Data records:
>>>>>

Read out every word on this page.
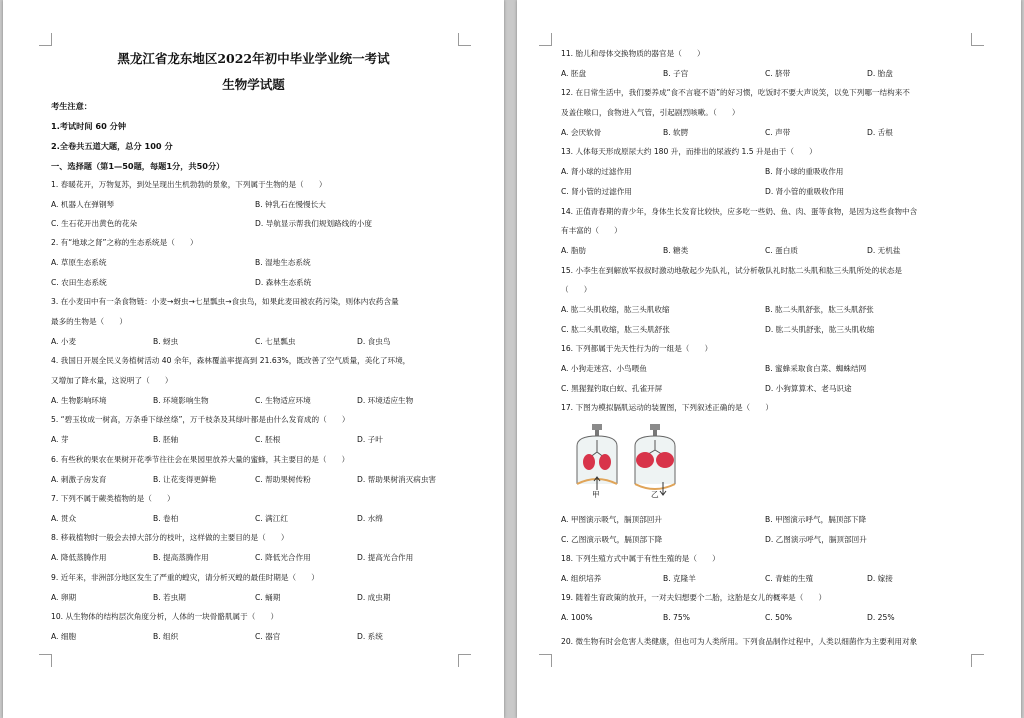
黑龙江省龙东地区2022年初中毕业学业统一考试
生物学试题
考生注意：
1.考试时间 60 分钟
2.全卷共五道大题，总分 100 分
一、选择题（第1—50题，每题1分，共50分）
1. 春暖花开，万物复苏，到处呈现出生机勃勃的景象，下列属于生物的是（　　）
A. 机器人在弹钢琴	B. 钟乳石在慢慢长大
C. 生石花开出黄色的花朵	D. 导航显示帮我们规划路线的小度
2. 有“地球之肾”之称的生态系统是（　　）
A. 草原生态系统	B. 湿地生态系统
C. 农田生态系统	D. 森林生态系统
3. 在小麦田中有一条食物链：小麦→蚜虫→七星瓢虫→食虫鸟，如果此麦田被农药污染，则体内农药含量
最多的生物是（　　）
A. 小麦	B. 蚜虫	C. 七星瓢虫	D. 食虫鸟
4. 我国日开展全民义务植树活动 40 余年，森林覆盖率提高到 21.63%，既改善了空气质量，美化了环境，
又增加了降水量，这说明了（　　）
A. 生物影响环境	B. 环境影响生物	C. 生物适应环境	D. 环境适应生物
5. “碧玉妆成一树高，万条垂下绿丝绦”，万千枝条及其绿叶都是由什么发育成的（　　）
A. 芽	B. 胚轴	C. 胚根	D. 子叶
6. 有些秋的果农在果树开花季节往往会在果园里放养大量的蜜蜂，其主要目的是（　　）
A. 刺激子房发育	B. 让花变得更鲜艳	C. 帮助果树传粉	D. 帮助果树消灭病虫害
7. 下列不属于蕨类植物的是（　　）
A. 贯众	B. 卷柏	C. 满江红	D. 水绵
8. 移栽植物时一般会去掉大部分的枝叶，这样做的主要目的是（　　）
A. 降低蒸腾作用	B. 提高蒸腾作用	C. 降低光合作用	D. 提高光合作用
9. 近年来，非洲部分地区发生了严重的蝗灾，请分析灭蝗的最佳时期是（　　）
A. 卵期	B. 若虫期	C. 蛹期	D. 成虫期
10. 从生物体的结构层次角度分析，人体的一块骨骼肌属于（　　）
A. 细胞	B. 组织	C. 器官	D. 系统
11. 胎儿和母体交换物质的器官是（　　）
A. 胚盘	B. 子宫	C. 脐带	D. 胎盘
12. 在日常生活中，我们要养成“食不言寝不语”的好习惯，吃饭时不要大声说笑，以免下列哪一结构来不
及盖住喉口，食物进入气管，引起剧烈咳嗽。（　　）
A. 会厌软骨	B. 软腭	C. 声带	D. 舌根
13. 人体每天形成原尿大约 180 升，而排出的尿液约 1.5 升是由于（　　）
A. 肾小球的过滤作用	B. 肾小球的重吸收作用
C. 肾小管的过滤作用	D. 肾小管的重吸收作用
14. 正值青春期的青少年，身体生长发育比较快，应多吃一些奶、鱼、肉、蛋等食物，是因为这些食物中含
有丰富的（　　）
A. 脂肪	B. 糖类	C. 蛋白质	D. 无机盐
15. 小李生在到解放军叔叔时激动地敬起少先队礼，试分析敬队礼时肱二头肌和肱三头肌所处的状态是
（　　）
A. 肱二头肌收缩，肱三头肌收缩	B. 肱二头肌舒张，肱三头肌舒张
C. 肱二头肌收缩，肱三头肌舒张	D. 肱二头肌舒张，肱三头肌收缩
16. 下列都属于先天性行为的一组是（　　）
A. 小狗走迷宫、小鸟喂鱼	B. 蜜蜂采取食白菜、蜘蛛结网
C. 黑猩猩钓取白蚁、孔雀开屏	D. 小狗算算术、老马识途
17. 下图为模拟膈肌运动的装置图，下列叙述正确的是（　　）
甲	乙
A. 甲图演示吸气，膈顶部回升	B. 甲图演示呼气，膈顶部下降
C. 乙图演示吸气，膈顶部下降	D. 乙图演示呼气，膈顶部回升
18. 下列生殖方式中属于有性生殖的是（　　）
A. 组织培养	B. 克隆羊	C. 青蛙的生殖	D. 嫁接
19. 随着生育政策的放开，一对夫妇想要个二胎，这胎是女儿的概率是（　　）
A. 100%	B. 75%	C. 50%	D. 25%
20. 微生物有时会危害人类健康，但也可为人类所用。下列食品制作过程中，人类以细菌作为主要利用对象
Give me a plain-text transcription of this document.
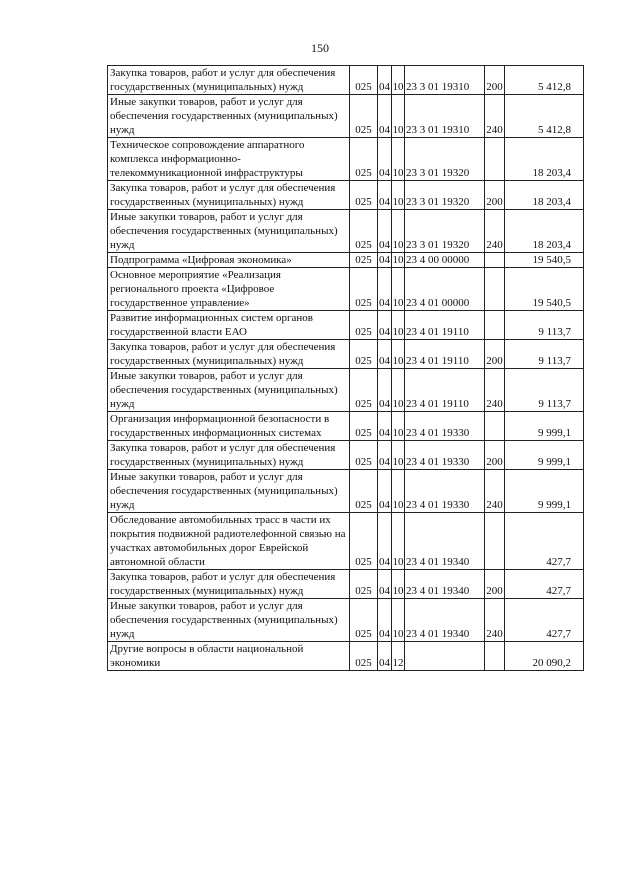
150
Закупка товаров, работ и услуг для обеспечения государственных (муниципальных) нужд	025	04	10	23 3 01 19310	200	5 412,8
Иные закупки товаров, работ и услуг для обеспечения государственных (муниципальных) нужд	025	04	10	23 3 01 19310	240	5 412,8
Техническое сопровождение аппаратного комплекса информационно-телекоммуникационной инфраструктуры	025	04	10	23 3 01 19320		18 203,4
Закупка товаров, работ и услуг для обеспечения государственных (муниципальных) нужд	025	04	10	23 3 01 19320	200	18 203,4
Иные закупки товаров, работ и услуг для обеспечения государственных (муниципальных) нужд	025	04	10	23 3 01 19320	240	18 203,4
Подпрограмма «Цифровая экономика»	025	04	10	23 4 00 00000		19 540,5
Основное мероприятие «Реализация регионального проекта «Цифровое государственное управление»	025	04	10	23 4 01 00000		19 540,5
Развитие информационных систем органов государственной власти ЕАО	025	04	10	23 4 01 19110		9 113,7
Закупка товаров, работ и услуг для обеспечения государственных (муниципальных) нужд	025	04	10	23 4 01 19110	200	9 113,7
Иные закупки товаров, работ и услуг для обеспечения государственных (муниципальных) нужд	025	04	10	23 4 01 19110	240	9 113,7
Организация информационной безопасности в государственных информационных системах	025	04	10	23 4 01 19330		9 999,1
Закупка товаров, работ и услуг для обеспечения государственных (муниципальных) нужд	025	04	10	23 4 01 19330	200	9 999,1
Иные закупки товаров, работ и услуг для обеспечения государственных (муниципальных) нужд	025	04	10	23 4 01 19330	240	9 999,1
Обследование автомобильных трасс в части их покрытия подвижной радиотелефонной связью на участках автомобильных дорог Еврейской автономной области	025	04	10	23 4 01 19340		427,7
Закупка товаров, работ и услуг для обеспечения государственных (муниципальных) нужд	025	04	10	23 4 01 19340	200	427,7
Иные закупки товаров, работ и услуг для обеспечения государственных (муниципальных) нужд	025	04	10	23 4 01 19340	240	427,7
Другие вопросы в области национальной экономики	025	04	12			20 090,2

<<<<<

Brief: Count how many lines above carry the word "области". Only the number is required.

Answer: 2